### Data provided
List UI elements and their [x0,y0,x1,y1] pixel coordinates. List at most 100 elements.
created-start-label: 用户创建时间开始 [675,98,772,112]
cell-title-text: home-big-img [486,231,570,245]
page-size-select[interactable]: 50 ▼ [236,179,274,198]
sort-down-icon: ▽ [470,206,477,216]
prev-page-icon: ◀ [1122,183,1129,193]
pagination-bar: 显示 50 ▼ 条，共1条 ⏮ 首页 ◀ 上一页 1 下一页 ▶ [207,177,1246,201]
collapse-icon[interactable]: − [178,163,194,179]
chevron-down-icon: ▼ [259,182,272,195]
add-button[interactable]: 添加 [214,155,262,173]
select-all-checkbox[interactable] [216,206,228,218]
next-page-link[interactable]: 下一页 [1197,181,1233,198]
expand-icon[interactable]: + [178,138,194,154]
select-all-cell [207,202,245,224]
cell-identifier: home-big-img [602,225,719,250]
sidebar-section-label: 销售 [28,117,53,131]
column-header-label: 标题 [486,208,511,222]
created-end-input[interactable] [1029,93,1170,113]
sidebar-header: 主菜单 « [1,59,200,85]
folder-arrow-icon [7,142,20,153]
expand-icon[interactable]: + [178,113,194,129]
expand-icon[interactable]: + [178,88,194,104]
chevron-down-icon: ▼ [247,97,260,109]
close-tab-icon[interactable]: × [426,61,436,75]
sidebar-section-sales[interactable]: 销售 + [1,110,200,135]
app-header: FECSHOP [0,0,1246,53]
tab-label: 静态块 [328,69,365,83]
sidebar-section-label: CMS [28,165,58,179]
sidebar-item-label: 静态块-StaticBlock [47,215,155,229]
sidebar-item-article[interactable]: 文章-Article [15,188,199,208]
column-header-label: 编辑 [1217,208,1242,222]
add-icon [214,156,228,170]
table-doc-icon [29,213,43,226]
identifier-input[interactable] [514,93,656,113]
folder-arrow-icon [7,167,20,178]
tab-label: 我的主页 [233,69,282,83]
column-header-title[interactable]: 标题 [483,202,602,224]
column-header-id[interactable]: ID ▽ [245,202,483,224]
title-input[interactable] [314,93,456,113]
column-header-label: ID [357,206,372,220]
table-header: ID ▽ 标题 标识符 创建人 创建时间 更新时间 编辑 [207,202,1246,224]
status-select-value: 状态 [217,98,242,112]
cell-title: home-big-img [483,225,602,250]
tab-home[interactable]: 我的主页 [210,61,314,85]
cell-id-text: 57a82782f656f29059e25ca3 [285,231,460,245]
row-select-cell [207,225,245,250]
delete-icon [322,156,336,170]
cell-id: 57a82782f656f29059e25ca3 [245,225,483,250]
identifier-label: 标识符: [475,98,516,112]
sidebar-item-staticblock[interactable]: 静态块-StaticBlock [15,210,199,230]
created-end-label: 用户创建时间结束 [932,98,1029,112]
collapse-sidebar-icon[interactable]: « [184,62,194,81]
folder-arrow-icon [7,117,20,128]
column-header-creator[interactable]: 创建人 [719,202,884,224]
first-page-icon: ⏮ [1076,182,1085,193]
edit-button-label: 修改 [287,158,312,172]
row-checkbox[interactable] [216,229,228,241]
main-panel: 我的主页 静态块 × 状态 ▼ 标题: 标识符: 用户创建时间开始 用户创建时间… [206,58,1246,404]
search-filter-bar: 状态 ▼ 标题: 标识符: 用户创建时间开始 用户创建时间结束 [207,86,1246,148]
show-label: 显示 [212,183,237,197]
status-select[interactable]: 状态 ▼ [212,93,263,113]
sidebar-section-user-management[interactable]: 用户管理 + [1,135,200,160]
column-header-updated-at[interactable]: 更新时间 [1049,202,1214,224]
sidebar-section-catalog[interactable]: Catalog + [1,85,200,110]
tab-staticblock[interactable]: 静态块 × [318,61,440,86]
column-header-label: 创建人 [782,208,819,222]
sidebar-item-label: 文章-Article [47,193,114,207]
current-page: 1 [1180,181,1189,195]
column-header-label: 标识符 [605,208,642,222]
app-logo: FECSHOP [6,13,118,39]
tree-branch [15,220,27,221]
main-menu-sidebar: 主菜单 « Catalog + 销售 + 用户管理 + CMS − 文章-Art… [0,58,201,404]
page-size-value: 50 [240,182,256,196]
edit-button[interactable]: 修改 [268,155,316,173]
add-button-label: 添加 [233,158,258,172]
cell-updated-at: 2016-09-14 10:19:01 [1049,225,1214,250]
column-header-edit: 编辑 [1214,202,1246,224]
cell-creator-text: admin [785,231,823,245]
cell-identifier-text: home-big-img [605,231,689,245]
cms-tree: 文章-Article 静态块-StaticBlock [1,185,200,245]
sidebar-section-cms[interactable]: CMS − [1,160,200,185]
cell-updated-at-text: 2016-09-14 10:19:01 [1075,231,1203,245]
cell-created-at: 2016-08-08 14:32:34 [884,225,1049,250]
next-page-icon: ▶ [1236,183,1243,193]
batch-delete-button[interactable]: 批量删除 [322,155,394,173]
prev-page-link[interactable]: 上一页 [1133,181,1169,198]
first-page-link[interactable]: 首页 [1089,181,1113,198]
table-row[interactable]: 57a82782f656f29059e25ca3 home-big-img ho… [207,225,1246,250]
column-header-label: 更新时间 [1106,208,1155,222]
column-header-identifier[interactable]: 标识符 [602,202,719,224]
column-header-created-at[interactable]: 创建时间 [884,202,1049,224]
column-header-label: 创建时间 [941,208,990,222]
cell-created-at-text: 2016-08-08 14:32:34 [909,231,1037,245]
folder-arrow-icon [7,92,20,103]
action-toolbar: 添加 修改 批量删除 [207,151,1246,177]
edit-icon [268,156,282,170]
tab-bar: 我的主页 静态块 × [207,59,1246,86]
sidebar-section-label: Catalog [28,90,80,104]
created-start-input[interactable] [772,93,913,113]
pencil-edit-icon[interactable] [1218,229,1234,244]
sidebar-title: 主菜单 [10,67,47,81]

### Task prompt
Copy the material above word for word, with every line in its original order.

### Answer to the exercise
List UI elements and their [x0,y0,x1,y1] pixel coordinates. List at most 100 elements.
created-start-label: 用户创建时间开始 [675,98,772,112]
cell-title-text: home-big-img [486,231,570,245]
page-size-select[interactable]: 50 ▼ [236,179,274,198]
sort-down-icon: ▽ [470,206,477,216]
prev-page-icon: ◀ [1122,183,1129,193]
pagination-bar: 显示 50 ▼ 条，共1条 ⏮ 首页 ◀ 上一页 1 下一页 ▶ [207,177,1246,201]
collapse-icon[interactable]: − [178,163,194,179]
chevron-down-icon: ▼ [259,182,272,195]
add-button[interactable]: 添加 [214,155,262,173]
select-all-checkbox[interactable] [216,206,228,218]
next-page-link[interactable]: 下一页 [1197,181,1233,198]
expand-icon[interactable]: + [178,138,194,154]
select-all-cell [207,202,245,224]
cell-identifier: home-big-img [602,225,719,250]
sidebar-section-label: 销售 [28,117,53,131]
column-header-label: 标题 [486,208,511,222]
created-end-input[interactable] [1029,93,1170,113]
sidebar-header: 主菜单 « [1,59,200,85]
folder-arrow-icon [7,142,20,153]
expand-icon[interactable]: + [178,113,194,129]
expand-icon[interactable]: + [178,88,194,104]
chevron-down-icon: ▼ [247,97,260,109]
close-tab-icon[interactable]: × [426,61,436,75]
sidebar-section-sales[interactable]: 销售 + [1,110,200,135]
app-header: FECSHOP [0,0,1246,53]
tab-label: 静态块 [328,69,365,83]
sidebar-section-label: CMS [28,165,58,179]
sidebar-item-label: 静态块-StaticBlock [47,215,155,229]
sidebar-item-article[interactable]: 文章-Article [15,188,199,208]
column-header-label: 编辑 [1217,208,1242,222]
add-icon [214,156,228,170]
table-doc-icon [29,213,43,226]
identifier-input[interactable] [514,93,656,113]
folder-arrow-icon [7,167,20,178]
tab-label: 我的主页 [233,69,282,83]
column-header-title[interactable]: 标题 [483,202,602,224]
column-header-id[interactable]: ID ▽ [245,202,483,224]
title-input[interactable] [314,93,456,113]
column-header-label: ID [357,206,372,220]
table-header: ID ▽ 标题 标识符 创建人 创建时间 更新时间 编辑 [207,202,1246,224]
status-select-value: 状态 [217,98,242,112]
cell-title: home-big-img [483,225,602,250]
tab-home[interactable]: 我的主页 [210,61,314,85]
cell-id-text: 57a82782f656f29059e25ca3 [285,231,460,245]
row-select-cell [207,225,245,250]
delete-icon [322,156,336,170]
cell-id: 57a82782f656f29059e25ca3 [245,225,483,250]
identifier-label: 标识符: [475,98,516,112]
sidebar-item-staticblock[interactable]: 静态块-StaticBlock [15,210,199,230]
created-end-label: 用户创建时间结束 [932,98,1029,112]
collapse-sidebar-icon[interactable]: « [184,62,194,81]
folder-arrow-icon [7,117,20,128]
column-header-creator[interactable]: 创建人 [719,202,884,224]
first-page-icon: ⏮ [1076,182,1085,193]
edit-button-label: 修改 [287,158,312,172]
row-checkbox[interactable] [216,229,228,241]
main-panel: 我的主页 静态块 × 状态 ▼ 标题: 标识符: 用户创建时间开始 用户创建时间… [206,58,1246,404]
search-filter-bar: 状态 ▼ 标题: 标识符: 用户创建时间开始 用户创建时间结束 [207,86,1246,148]
show-label: 显示 [212,183,237,197]
status-select[interactable]: 状态 ▼ [212,93,263,113]
sidebar-section-user-management[interactable]: 用户管理 + [1,135,200,160]
column-header-updated-at[interactable]: 更新时间 [1049,202,1214,224]
sidebar-section-catalog[interactable]: Catalog + [1,85,200,110]
tab-staticblock[interactable]: 静态块 × [318,61,440,86]
column-header-label: 创建人 [782,208,819,222]
sidebar-item-label: 文章-Article [47,193,114,207]
current-page: 1 [1180,181,1189,195]
column-header-label: 标识符 [605,208,642,222]
app-logo: FECSHOP [6,13,118,39]
tree-branch [15,220,27,221]
main-menu-sidebar: 主菜单 « Catalog + 销售 + 用户管理 + CMS − 文章-Art… [0,58,201,404]
page-size-value: 50 [240,182,256,196]
edit-button[interactable]: 修改 [268,155,316,173]
add-button-label: 添加 [233,158,258,172]
cell-updated-at: 2016-09-14 10:19:01 [1049,225,1214,250]
column-header-edit: 编辑 [1214,202,1246,224]
cell-creator-text: admin [785,231,823,245]
cell-identifier-text: home-big-img [605,231,689,245]
cms-tree: 文章-Article 静态块-StaticBlock [1,185,200,245]
sidebar-section-cms[interactable]: CMS − [1,160,200,185]
cell-updated-at-text: 2016-09-14 10:19:01 [1075,231,1203,245]
cell-created-at: 2016-08-08 14:32:34 [884,225,1049,250]
next-page-icon: ▶ [1236,183,1243,193]
batch-delete-button[interactable]: 批量删除 [322,155,394,173]
prev-page-link[interactable]: 上一页 [1133,181,1169,198]
first-page-link[interactable]: 首页 [1089,181,1113,198]
table-row[interactable]: 57a82782f656f29059e25ca3 home-big-img ho… [207,225,1246,250]
column-header-label: 更新时间 [1106,208,1155,222]
column-header-identifier[interactable]: 标识符 [602,202,719,224]
column-header-created-at[interactable]: 创建时间 [884,202,1049,224]
column-header-label: 创建时间 [941,208,990,222]
cell-created-at-text: 2016-08-08 14:32:34 [909,231,1037,245]
folder-arrow-icon [7,92,20,103]
action-toolbar: 添加 修改 批量删除 [207,151,1246,177]
edit-icon [268,156,282,170]
tab-bar: 我的主页 静态块 × [207,59,1246,86]
sidebar-section-label: Catalog [28,90,80,104]
created-start-input[interactable] [772,93,913,113]
pencil-edit-icon[interactable] [1218,229,1234,244]
sidebar-title: 主菜单 [10,67,47,81]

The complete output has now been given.